- _YOUR GOAL_
Restate each line of the listing exactly, without carrying over any pictures.

- _Some records_
----
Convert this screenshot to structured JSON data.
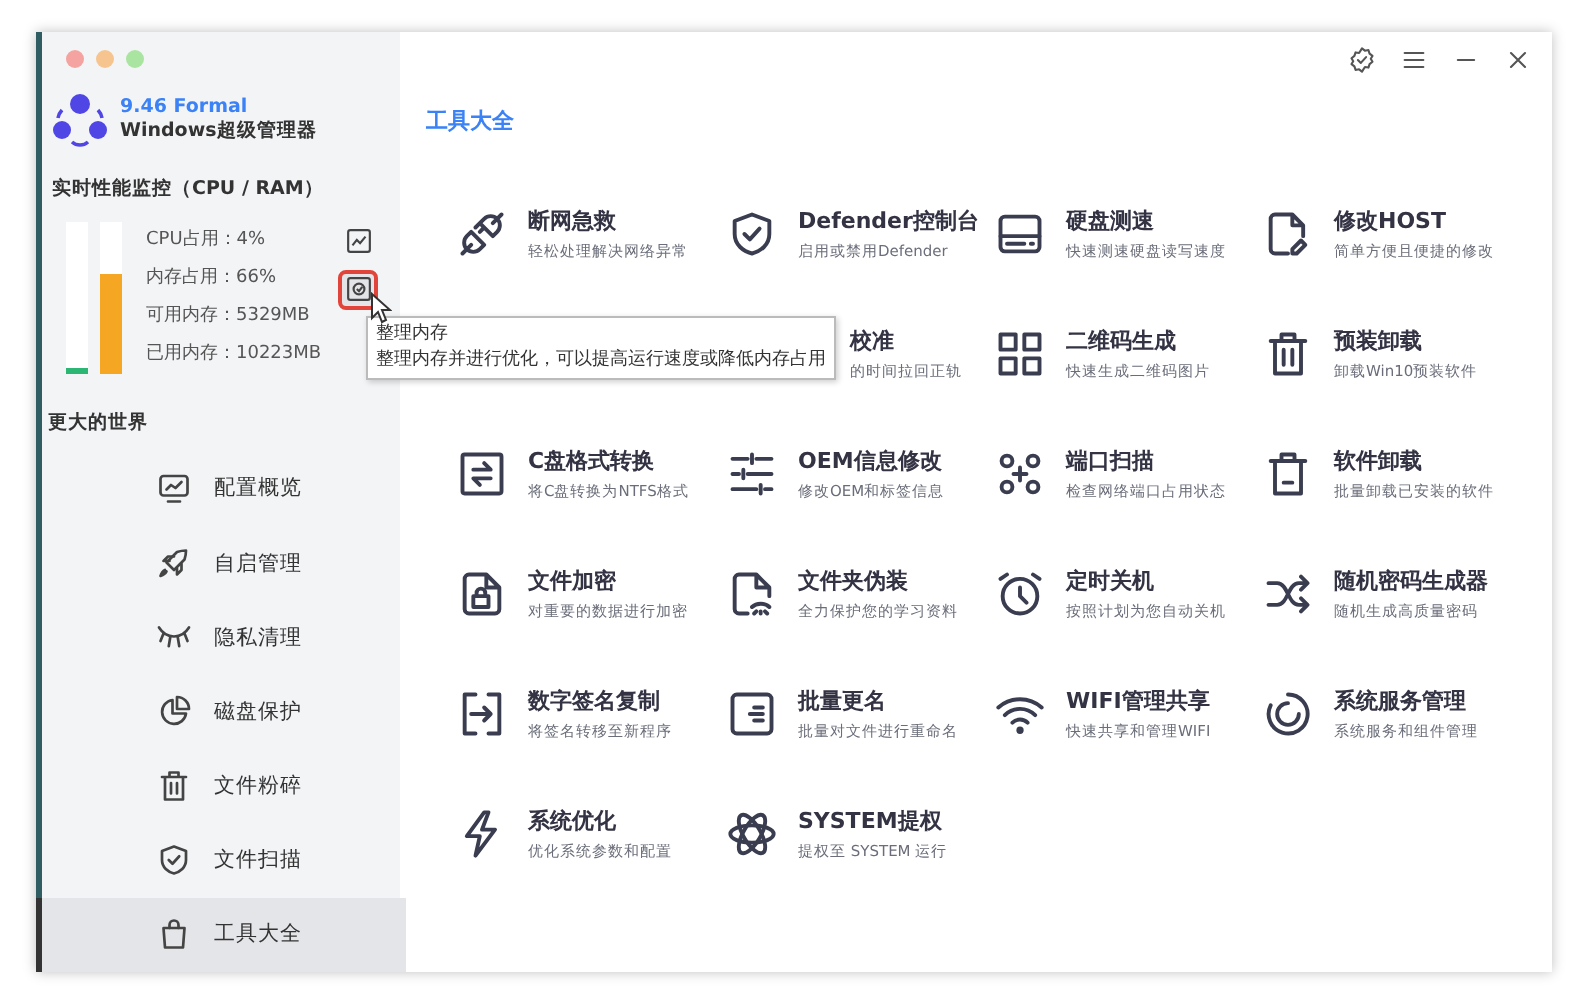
{
  "app": {
    "version": "9.46 Formal",
    "name": "Windows超级管理器"
  },
  "monitor": {
    "title": "实时性能监控（CPU / RAM）",
    "bars": [
      {
        "level": 0.04,
        "color": "#2bb673"
      },
      {
        "level": 0.66,
        "color": "#f5a623"
      }
    ],
    "stats": [
      "CPU占用：4%",
      "内存占用：66%",
      "可用内存：5329MB",
      "已用内存：10223MB"
    ],
    "actions": [
      {
        "hovered": false
      },
      {
        "hovered": true
      }
    ]
  },
  "section_title": "更大的世界",
  "nav": [
    {
      "label": "配置概览",
      "selected": false
    },
    {
      "label": "自启管理",
      "selected": false
    },
    {
      "label": "隐私清理",
      "selected": false
    },
    {
      "label": "磁盘保护",
      "selected": false
    },
    {
      "label": "文件粉碎",
      "selected": false
    },
    {
      "label": "文件扫描",
      "selected": false
    },
    {
      "label": "工具大全",
      "selected": true
    }
  ],
  "page_title": "工具大全",
  "tools": [
    {
      "kind": "tool",
      "title": "断网急救",
      "description": "轻松处理解决网络异常"
    },
    {
      "kind": "tool",
      "title": "Defender控制台",
      "description": "启用或禁用Defender"
    },
    {
      "kind": "tool",
      "title": "硬盘测速",
      "description": "快速测速硬盘读写速度"
    },
    {
      "kind": "tool",
      "title": "修改HOST",
      "description": "简单方便且便捷的修改"
    },
    {
      "kind": "covered"
    },
    {
      "kind": "partial",
      "title": "校准",
      "description": "的时间拉回正轨"
    },
    {
      "kind": "tool",
      "title": "二维码生成",
      "description": "快速生成二维码图片"
    },
    {
      "kind": "tool",
      "title": "预装卸载",
      "description": "卸载Win10预装软件"
    },
    {
      "kind": "tool",
      "title": "C盘格式转换",
      "description": "将C盘转换为NTFS格式"
    },
    {
      "kind": "tool",
      "title": "OEM信息修改",
      "description": "修改OEM和标签信息"
    },
    {
      "kind": "tool",
      "title": "端口扫描",
      "description": "检查网络端口占用状态"
    },
    {
      "kind": "tool",
      "title": "软件卸载",
      "description": "批量卸载已安装的软件"
    },
    {
      "kind": "tool",
      "title": "文件加密",
      "description": "对重要的数据进行加密"
    },
    {
      "kind": "tool",
      "title": "文件夹伪装",
      "description": "全力保护您的学习资料"
    },
    {
      "kind": "tool",
      "title": "定时关机",
      "description": "按照计划为您自动关机"
    },
    {
      "kind": "tool",
      "title": "随机密码生成器",
      "description": "随机生成高质量密码"
    },
    {
      "kind": "tool",
      "title": "数字签名复制",
      "description": "将签名转移至新程序"
    },
    {
      "kind": "tool",
      "title": "批量更名",
      "description": "批量对文件进行重命名"
    },
    {
      "kind": "tool",
      "title": "WIFI管理共享",
      "description": "快速共享和管理WIFI"
    },
    {
      "kind": "tool",
      "title": "系统服务管理",
      "description": "系统服务和组件管理"
    },
    {
      "kind": "tool",
      "title": "系统优化",
      "description": "优化系统参数和配置"
    },
    {
      "kind": "tool",
      "title": "SYSTEM提权",
      "description": "提权至 SYSTEM 运行"
    }
  ],
  "tooltip": {
    "title": "整理内存",
    "text": "整理内存并进行优化，可以提高运行速度或降低内存占用"
  }
}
----
- _EXPECTED ANSWER_
Convert this screenshot to structured JSON data.
{
  "app": {
    "version": "9.46 Formal",
    "name": "Windows超级管理器"
  },
  "monitor": {
    "title": "实时性能监控（CPU / RAM）",
    "bars": [
      {
        "level": 0.04,
        "color": "#2bb673"
      },
      {
        "level": 0.66,
        "color": "#f5a623"
      }
    ],
    "stats": [
      "CPU占用：4%",
      "内存占用：66%",
      "可用内存：5329MB",
      "已用内存：10223MB"
    ],
    "actions": [
      {
        "hovered": false
      },
      {
        "hovered": true
      }
    ]
  },
  "section_title": "更大的世界",
  "nav": [
    {
      "label": "配置概览",
      "selected": false
    },
    {
      "label": "自启管理",
      "selected": false
    },
    {
      "label": "隐私清理",
      "selected": false
    },
    {
      "label": "磁盘保护",
      "selected": false
    },
    {
      "label": "文件粉碎",
      "selected": false
    },
    {
      "label": "文件扫描",
      "selected": false
    },
    {
      "label": "工具大全",
      "selected": true
    }
  ],
  "page_title": "工具大全",
  "tools": [
    {
      "kind": "tool",
      "title": "断网急救",
      "description": "轻松处理解决网络异常"
    },
    {
      "kind": "tool",
      "title": "Defender控制台",
      "description": "启用或禁用Defender"
    },
    {
      "kind": "tool",
      "title": "硬盘测速",
      "description": "快速测速硬盘读写速度"
    },
    {
      "kind": "tool",
      "title": "修改HOST",
      "description": "简单方便且便捷的修改"
    },
    {
      "kind": "covered"
    },
    {
      "kind": "partial",
      "title": "校准",
      "description": "的时间拉回正轨"
    },
    {
      "kind": "tool",
      "title": "二维码生成",
      "description": "快速生成二维码图片"
    },
    {
      "kind": "tool",
      "title": "预装卸载",
      "description": "卸载Win10预装软件"
    },
    {
      "kind": "tool",
      "title": "C盘格式转换",
      "description": "将C盘转换为NTFS格式"
    },
    {
      "kind": "tool",
      "title": "OEM信息修改",
      "description": "修改OEM和标签信息"
    },
    {
      "kind": "tool",
      "title": "端口扫描",
      "description": "检查网络端口占用状态"
    },
    {
      "kind": "tool",
      "title": "软件卸载",
      "description": "批量卸载已安装的软件"
    },
    {
      "kind": "tool",
      "title": "文件加密",
      "description": "对重要的数据进行加密"
    },
    {
      "kind": "tool",
      "title": "文件夹伪装",
      "description": "全力保护您的学习资料"
    },
    {
      "kind": "tool",
      "title": "定时关机",
      "description": "按照计划为您自动关机"
    },
    {
      "kind": "tool",
      "title": "随机密码生成器",
      "description": "随机生成高质量密码"
    },
    {
      "kind": "tool",
      "title": "数字签名复制",
      "description": "将签名转移至新程序"
    },
    {
      "kind": "tool",
      "title": "批量更名",
      "description": "批量对文件进行重命名"
    },
    {
      "kind": "tool",
      "title": "WIFI管理共享",
      "description": "快速共享和管理WIFI"
    },
    {
      "kind": "tool",
      "title": "系统服务管理",
      "description": "系统服务和组件管理"
    },
    {
      "kind": "tool",
      "title": "系统优化",
      "description": "优化系统参数和配置"
    },
    {
      "kind": "tool",
      "title": "SYSTEM提权",
      "description": "提权至 SYSTEM 运行"
    }
  ],
  "tooltip": {
    "title": "整理内存",
    "text": "整理内存并进行优化，可以提高运行速度或降低内存占用"
  }
}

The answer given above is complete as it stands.